**Task prompt**
Give the data below again exactly as it stands. Omit the pictures.

A run of records:
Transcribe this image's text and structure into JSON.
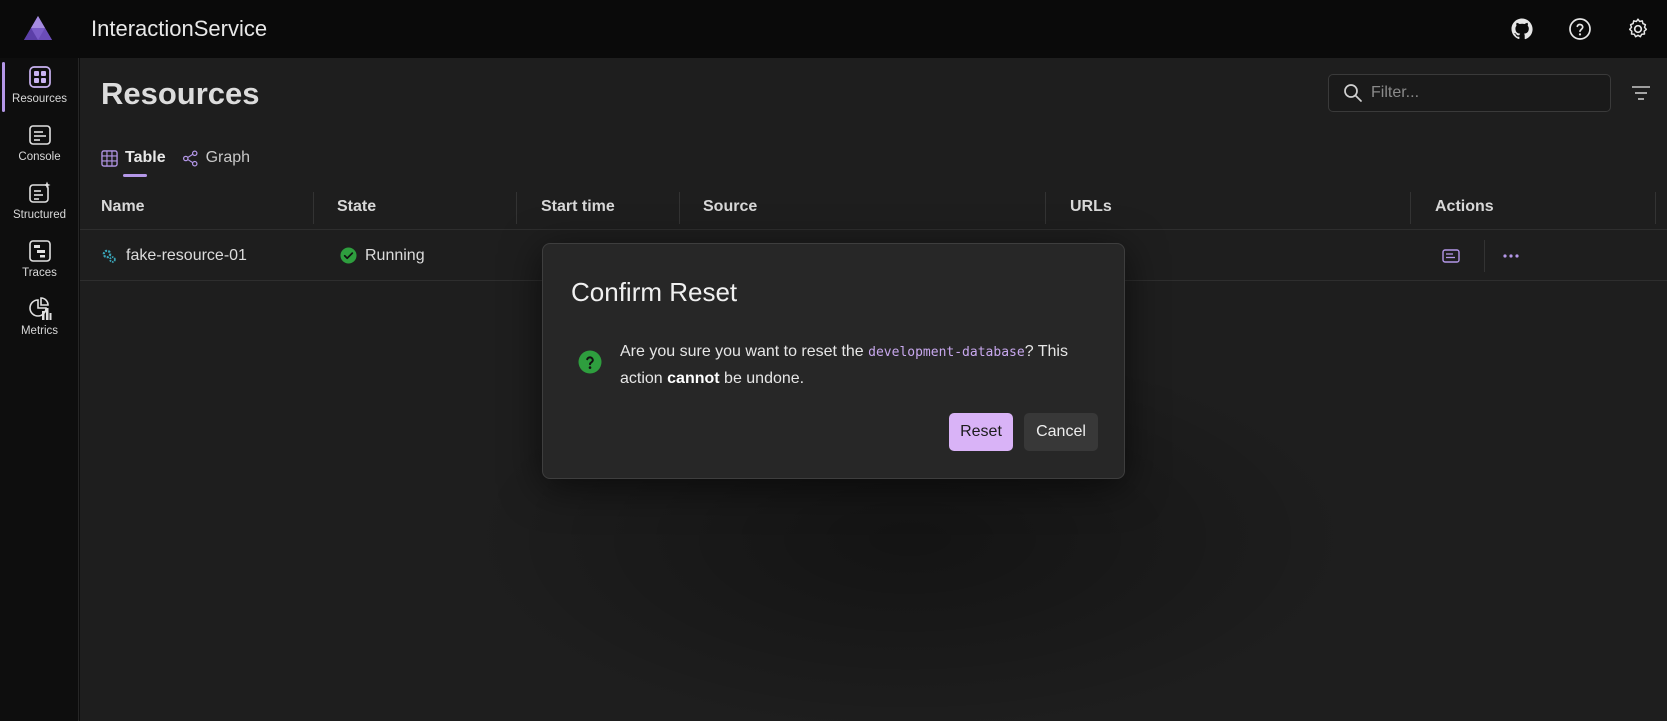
{
  "header": {
    "app_title": "InteractionService",
    "icons": [
      "github-icon",
      "help-icon",
      "settings-icon"
    ]
  },
  "sidebar": {
    "items": [
      {
        "label": "Resources",
        "icon": "resources-icon",
        "active": true
      },
      {
        "label": "Console",
        "icon": "console-icon",
        "active": false
      },
      {
        "label": "Structured",
        "icon": "structured-icon",
        "active": false
      },
      {
        "label": "Traces",
        "icon": "traces-icon",
        "active": false
      },
      {
        "label": "Metrics",
        "icon": "metrics-icon",
        "active": false
      }
    ]
  },
  "main": {
    "page_title": "Resources",
    "filter_placeholder": "Filter...",
    "tabs": [
      {
        "label": "Table",
        "active": true
      },
      {
        "label": "Graph",
        "active": false
      }
    ],
    "columns": [
      "Name",
      "State",
      "Start time",
      "Source",
      "URLs",
      "Actions"
    ],
    "rows": [
      {
        "name": "fake-resource-01",
        "state": "Running",
        "start_time": "",
        "source": "",
        "urls": ""
      }
    ]
  },
  "dialog": {
    "title": "Confirm Reset",
    "message_prefix": "Are you sure you want to reset the ",
    "message_code": "development-database",
    "message_middle": "? This action ",
    "message_bold": "cannot",
    "message_suffix": " be undone.",
    "reset_label": "Reset",
    "cancel_label": "Cancel"
  },
  "colors": {
    "accent": "#b497e8",
    "primary_button": "#d9b3f7",
    "success": "#2e9e3e",
    "background": "#1e1e1e"
  }
}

**Problem solution**
Transcribe this image's text and structure into JSON.
{
  "header": {
    "app_title": "InteractionService",
    "icons": [
      "github-icon",
      "help-icon",
      "settings-icon"
    ]
  },
  "sidebar": {
    "items": [
      {
        "label": "Resources",
        "icon": "resources-icon",
        "active": true
      },
      {
        "label": "Console",
        "icon": "console-icon",
        "active": false
      },
      {
        "label": "Structured",
        "icon": "structured-icon",
        "active": false
      },
      {
        "label": "Traces",
        "icon": "traces-icon",
        "active": false
      },
      {
        "label": "Metrics",
        "icon": "metrics-icon",
        "active": false
      }
    ]
  },
  "main": {
    "page_title": "Resources",
    "filter_placeholder": "Filter...",
    "tabs": [
      {
        "label": "Table",
        "active": true
      },
      {
        "label": "Graph",
        "active": false
      }
    ],
    "columns": [
      "Name",
      "State",
      "Start time",
      "Source",
      "URLs",
      "Actions"
    ],
    "rows": [
      {
        "name": "fake-resource-01",
        "state": "Running",
        "start_time": "",
        "source": "",
        "urls": ""
      }
    ]
  },
  "dialog": {
    "title": "Confirm Reset",
    "message_prefix": "Are you sure you want to reset the ",
    "message_code": "development-database",
    "message_middle": "? This action ",
    "message_bold": "cannot",
    "message_suffix": " be undone.",
    "reset_label": "Reset",
    "cancel_label": "Cancel"
  },
  "colors": {
    "accent": "#b497e8",
    "primary_button": "#d9b3f7",
    "success": "#2e9e3e",
    "background": "#1e1e1e"
  }
}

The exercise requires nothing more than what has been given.